> _Problem requirements_
Reproduce each line exactly, including spacing and punctuation.

> _Data supplied_
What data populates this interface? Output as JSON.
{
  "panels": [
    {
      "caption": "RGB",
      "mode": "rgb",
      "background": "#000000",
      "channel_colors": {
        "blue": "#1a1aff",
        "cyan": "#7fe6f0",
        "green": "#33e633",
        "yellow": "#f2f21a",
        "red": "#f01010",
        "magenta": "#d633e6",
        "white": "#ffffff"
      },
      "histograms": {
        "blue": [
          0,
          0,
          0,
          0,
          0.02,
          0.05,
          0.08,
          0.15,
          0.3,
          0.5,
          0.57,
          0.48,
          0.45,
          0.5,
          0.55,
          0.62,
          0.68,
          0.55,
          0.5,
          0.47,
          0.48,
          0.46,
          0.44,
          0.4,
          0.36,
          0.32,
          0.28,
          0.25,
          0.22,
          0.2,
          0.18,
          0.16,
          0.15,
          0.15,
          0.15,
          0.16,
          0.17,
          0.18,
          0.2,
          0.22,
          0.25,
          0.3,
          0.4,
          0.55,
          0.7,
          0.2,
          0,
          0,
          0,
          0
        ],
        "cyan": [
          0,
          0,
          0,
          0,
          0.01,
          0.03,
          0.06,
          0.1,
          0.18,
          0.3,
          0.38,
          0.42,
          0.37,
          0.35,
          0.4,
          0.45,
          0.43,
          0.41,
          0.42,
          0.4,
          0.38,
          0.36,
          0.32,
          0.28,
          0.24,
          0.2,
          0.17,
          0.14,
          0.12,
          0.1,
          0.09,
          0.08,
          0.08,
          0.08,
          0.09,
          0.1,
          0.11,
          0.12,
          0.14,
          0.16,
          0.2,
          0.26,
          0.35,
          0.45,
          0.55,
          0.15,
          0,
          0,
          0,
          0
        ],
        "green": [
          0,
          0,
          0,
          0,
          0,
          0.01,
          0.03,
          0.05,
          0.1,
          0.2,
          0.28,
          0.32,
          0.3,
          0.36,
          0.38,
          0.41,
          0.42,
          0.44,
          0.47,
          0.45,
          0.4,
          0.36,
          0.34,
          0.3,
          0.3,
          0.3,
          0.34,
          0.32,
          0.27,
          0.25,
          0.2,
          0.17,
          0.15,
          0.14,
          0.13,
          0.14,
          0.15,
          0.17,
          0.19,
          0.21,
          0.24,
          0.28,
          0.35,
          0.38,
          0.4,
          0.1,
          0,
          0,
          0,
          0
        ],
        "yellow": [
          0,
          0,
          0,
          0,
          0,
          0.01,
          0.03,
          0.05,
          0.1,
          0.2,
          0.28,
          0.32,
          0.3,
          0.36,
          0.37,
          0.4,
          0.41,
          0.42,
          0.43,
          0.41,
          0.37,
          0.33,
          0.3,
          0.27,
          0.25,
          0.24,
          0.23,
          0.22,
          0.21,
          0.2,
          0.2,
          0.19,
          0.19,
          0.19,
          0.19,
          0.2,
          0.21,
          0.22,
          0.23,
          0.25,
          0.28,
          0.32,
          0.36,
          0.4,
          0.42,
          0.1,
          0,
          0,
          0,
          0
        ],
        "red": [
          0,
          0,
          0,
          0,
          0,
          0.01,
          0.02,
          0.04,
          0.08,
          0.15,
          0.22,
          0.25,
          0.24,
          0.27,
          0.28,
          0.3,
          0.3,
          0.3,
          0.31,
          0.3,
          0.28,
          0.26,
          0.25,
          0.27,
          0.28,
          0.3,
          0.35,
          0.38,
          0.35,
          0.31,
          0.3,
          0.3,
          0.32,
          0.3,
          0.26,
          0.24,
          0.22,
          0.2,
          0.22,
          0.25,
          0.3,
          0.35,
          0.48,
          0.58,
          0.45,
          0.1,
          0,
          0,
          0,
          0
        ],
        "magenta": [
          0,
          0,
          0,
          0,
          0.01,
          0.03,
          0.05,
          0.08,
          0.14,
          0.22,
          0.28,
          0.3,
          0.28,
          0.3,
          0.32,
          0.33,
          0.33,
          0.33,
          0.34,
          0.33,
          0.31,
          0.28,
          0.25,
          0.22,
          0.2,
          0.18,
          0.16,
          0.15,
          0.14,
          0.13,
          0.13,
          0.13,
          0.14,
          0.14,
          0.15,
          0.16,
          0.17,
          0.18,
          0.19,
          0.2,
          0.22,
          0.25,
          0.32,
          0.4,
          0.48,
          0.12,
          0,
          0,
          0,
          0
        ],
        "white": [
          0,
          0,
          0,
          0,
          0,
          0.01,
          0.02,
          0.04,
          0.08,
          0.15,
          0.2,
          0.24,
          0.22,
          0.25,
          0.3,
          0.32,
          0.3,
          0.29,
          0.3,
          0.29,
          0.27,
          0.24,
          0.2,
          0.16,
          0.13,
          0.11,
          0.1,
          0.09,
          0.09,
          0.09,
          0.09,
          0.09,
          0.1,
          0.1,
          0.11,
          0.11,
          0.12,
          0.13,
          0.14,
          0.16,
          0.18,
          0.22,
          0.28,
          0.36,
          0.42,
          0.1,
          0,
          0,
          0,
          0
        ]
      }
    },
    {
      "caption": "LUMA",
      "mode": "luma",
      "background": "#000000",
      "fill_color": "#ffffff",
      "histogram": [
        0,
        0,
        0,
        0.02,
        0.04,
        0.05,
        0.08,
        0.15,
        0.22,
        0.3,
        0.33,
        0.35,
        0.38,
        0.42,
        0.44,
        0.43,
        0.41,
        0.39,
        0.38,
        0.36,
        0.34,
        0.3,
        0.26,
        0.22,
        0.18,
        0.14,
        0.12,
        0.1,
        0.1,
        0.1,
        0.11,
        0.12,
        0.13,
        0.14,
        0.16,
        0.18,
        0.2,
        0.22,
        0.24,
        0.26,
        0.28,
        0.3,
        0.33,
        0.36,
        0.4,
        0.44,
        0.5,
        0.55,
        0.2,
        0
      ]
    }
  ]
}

> _Written answer_
What data populates this interface? Output as JSON.
{
  "panels": [
    {
      "caption": "RGB",
      "mode": "rgb",
      "background": "#000000",
      "channel_colors": {
        "blue": "#1a1aff",
        "cyan": "#7fe6f0",
        "green": "#33e633",
        "yellow": "#f2f21a",
        "red": "#f01010",
        "magenta": "#d633e6",
        "white": "#ffffff"
      },
      "histograms": {
        "blue": [
          0,
          0,
          0,
          0,
          0.02,
          0.05,
          0.08,
          0.15,
          0.3,
          0.5,
          0.57,
          0.48,
          0.45,
          0.5,
          0.55,
          0.62,
          0.68,
          0.55,
          0.5,
          0.47,
          0.48,
          0.46,
          0.44,
          0.4,
          0.36,
          0.32,
          0.28,
          0.25,
          0.22,
          0.2,
          0.18,
          0.16,
          0.15,
          0.15,
          0.15,
          0.16,
          0.17,
          0.18,
          0.2,
          0.22,
          0.25,
          0.3,
          0.4,
          0.55,
          0.7,
          0.2,
          0,
          0,
          0,
          0
        ],
        "cyan": [
          0,
          0,
          0,
          0,
          0.01,
          0.03,
          0.06,
          0.1,
          0.18,
          0.3,
          0.38,
          0.42,
          0.37,
          0.35,
          0.4,
          0.45,
          0.43,
          0.41,
          0.42,
          0.4,
          0.38,
          0.36,
          0.32,
          0.28,
          0.24,
          0.2,
          0.17,
          0.14,
          0.12,
          0.1,
          0.09,
          0.08,
          0.08,
          0.08,
          0.09,
          0.1,
          0.11,
          0.12,
          0.14,
          0.16,
          0.2,
          0.26,
          0.35,
          0.45,
          0.55,
          0.15,
          0,
          0,
          0,
          0
        ],
        "green": [
          0,
          0,
          0,
          0,
          0,
          0.01,
          0.03,
          0.05,
          0.1,
          0.2,
          0.28,
          0.32,
          0.3,
          0.36,
          0.38,
          0.41,
          0.42,
          0.44,
          0.47,
          0.45,
          0.4,
          0.36,
          0.34,
          0.3,
          0.3,
          0.3,
          0.34,
          0.32,
          0.27,
          0.25,
          0.2,
          0.17,
          0.15,
          0.14,
          0.13,
          0.14,
          0.15,
          0.17,
          0.19,
          0.21,
          0.24,
          0.28,
          0.35,
          0.38,
          0.4,
          0.1,
          0,
          0,
          0,
          0
        ],
        "yellow": [
          0,
          0,
          0,
          0,
          0,
          0.01,
          0.03,
          0.05,
          0.1,
          0.2,
          0.28,
          0.32,
          0.3,
          0.36,
          0.37,
          0.4,
          0.41,
          0.42,
          0.43,
          0.41,
          0.37,
          0.33,
          0.3,
          0.27,
          0.25,
          0.24,
          0.23,
          0.22,
          0.21,
          0.2,
          0.2,
          0.19,
          0.19,
          0.19,
          0.19,
          0.2,
          0.21,
          0.22,
          0.23,
          0.25,
          0.28,
          0.32,
          0.36,
          0.4,
          0.42,
          0.1,
          0,
          0,
          0,
          0
        ],
        "red": [
          0,
          0,
          0,
          0,
          0,
          0.01,
          0.02,
          0.04,
          0.08,
          0.15,
          0.22,
          0.25,
          0.24,
          0.27,
          0.28,
          0.3,
          0.3,
          0.3,
          0.31,
          0.3,
          0.28,
          0.26,
          0.25,
          0.27,
          0.28,
          0.3,
          0.35,
          0.38,
          0.35,
          0.31,
          0.3,
          0.3,
          0.32,
          0.3,
          0.26,
          0.24,
          0.22,
          0.2,
          0.22,
          0.25,
          0.3,
          0.35,
          0.48,
          0.58,
          0.45,
          0.1,
          0,
          0,
          0,
          0
        ],
        "magenta": [
          0,
          0,
          0,
          0,
          0.01,
          0.03,
          0.05,
          0.08,
          0.14,
          0.22,
          0.28,
          0.3,
          0.28,
          0.3,
          0.32,
          0.33,
          0.33,
          0.33,
          0.34,
          0.33,
          0.31,
          0.28,
          0.25,
          0.22,
          0.2,
          0.18,
          0.16,
          0.15,
          0.14,
          0.13,
          0.13,
          0.13,
          0.14,
          0.14,
          0.15,
          0.16,
          0.17,
          0.18,
          0.19,
          0.2,
          0.22,
          0.25,
          0.32,
          0.4,
          0.48,
          0.12,
          0,
          0,
          0,
          0
        ],
        "white": [
          0,
          0,
          0,
          0,
          0,
          0.01,
          0.02,
          0.04,
          0.08,
          0.15,
          0.2,
          0.24,
          0.22,
          0.25,
          0.3,
          0.32,
          0.3,
          0.29,
          0.3,
          0.29,
          0.27,
          0.24,
          0.2,
          0.16,
          0.13,
          0.11,
          0.1,
          0.09,
          0.09,
          0.09,
          0.09,
          0.09,
          0.1,
          0.1,
          0.11,
          0.11,
          0.12,
          0.13,
          0.14,
          0.16,
          0.18,
          0.22,
          0.28,
          0.36,
          0.42,
          0.1,
          0,
          0,
          0,
          0
        ]
      }
    },
    {
      "caption": "LUMA",
      "mode": "luma",
      "background": "#000000",
      "fill_color": "#ffffff",
      "histogram": [
        0,
        0,
        0,
        0.02,
        0.04,
        0.05,
        0.08,
        0.15,
        0.22,
        0.3,
        0.33,
        0.35,
        0.38,
        0.42,
        0.44,
        0.43,
        0.41,
        0.39,
        0.38,
        0.36,
        0.34,
        0.3,
        0.26,
        0.22,
        0.18,
        0.14,
        0.12,
        0.1,
        0.1,
        0.1,
        0.11,
        0.12,
        0.13,
        0.14,
        0.16,
        0.18,
        0.2,
        0.22,
        0.24,
        0.26,
        0.28,
        0.3,
        0.33,
        0.36,
        0.4,
        0.44,
        0.5,
        0.55,
        0.2,
        0
      ]
    }
  ]
}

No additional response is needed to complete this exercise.